(Dataset items)
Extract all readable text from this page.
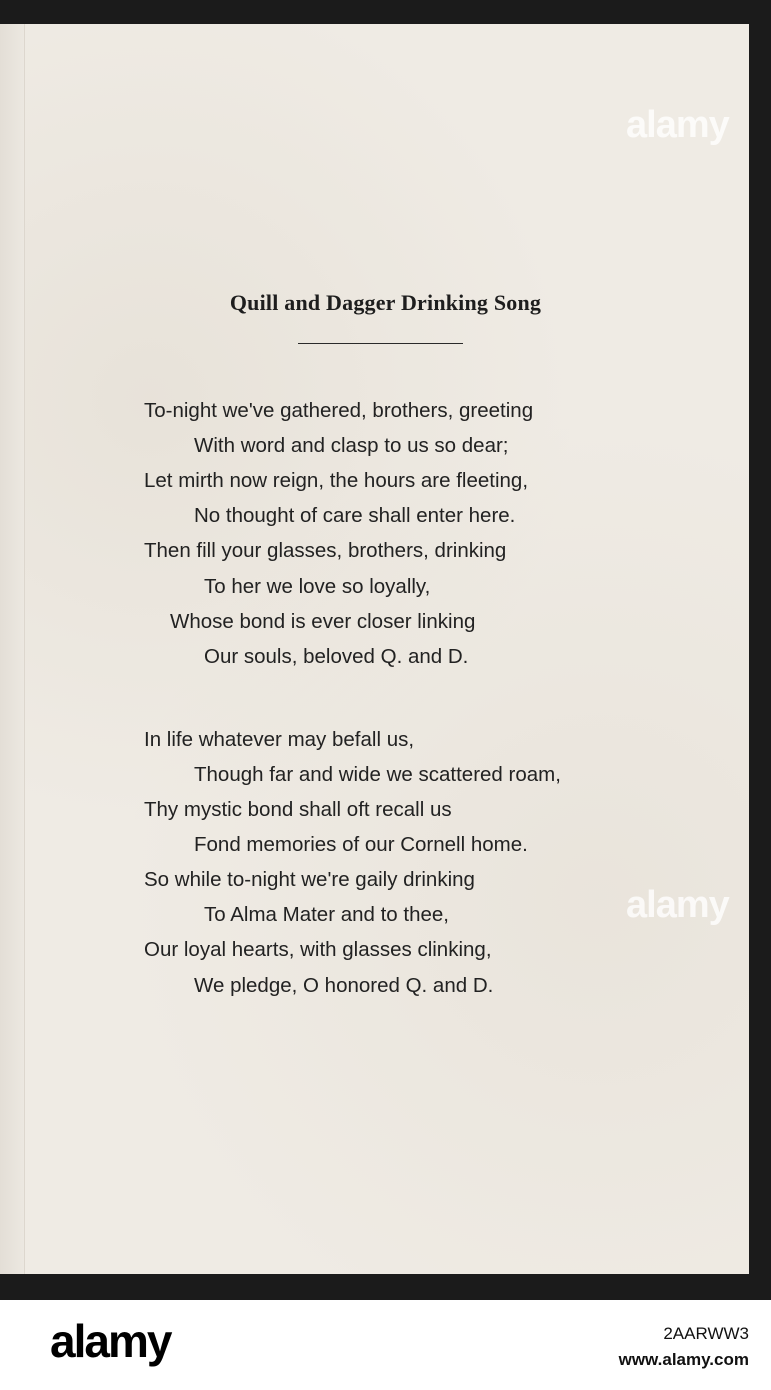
Quill and Dagger Drinking Song
To-night we've gathered, brothers, greeting
With word and clasp to us so dear;
Let mirth now reign, the hours are fleeting,
No thought of care shall enter here.
Then fill your glasses, brothers, drinking
To her we love so loyally,
Whose bond is ever closer linking
Our souls, beloved Q. and D.
In life whatever may befall us,
Though far and wide we scattered roam,
Thy mystic bond shall oft recall us
Fond memories of our Cornell home.
So while to-night we're gaily drinking
To Alma Mater and to thee,
Our loyal hearts, with glasses clinking,
We pledge, O honored Q. and D.
alamy
alamy
alamy	2AARWW3
www.alamy.com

Task prompt
A faithful copy of the records above is needed, with the pictures left out.

Expected answer
Extract all readable text from this page.
Quill and Dagger Drinking Song
To-night we've gathered, brothers, greeting
With word and clasp to us so dear;
Let mirth now reign, the hours are fleeting,
No thought of care shall enter here.
Then fill your glasses, brothers, drinking
To her we love so loyally,
Whose bond is ever closer linking
Our souls, beloved Q. and D.
In life whatever may befall us,
Though far and wide we scattered roam,
Thy mystic bond shall oft recall us
Fond memories of our Cornell home.
So while to-night we're gaily drinking
To Alma Mater and to thee,
Our loyal hearts, with glasses clinking,
We pledge, O honored Q. and D.
alamy
alamy
alamy	2AARWW3
www.alamy.com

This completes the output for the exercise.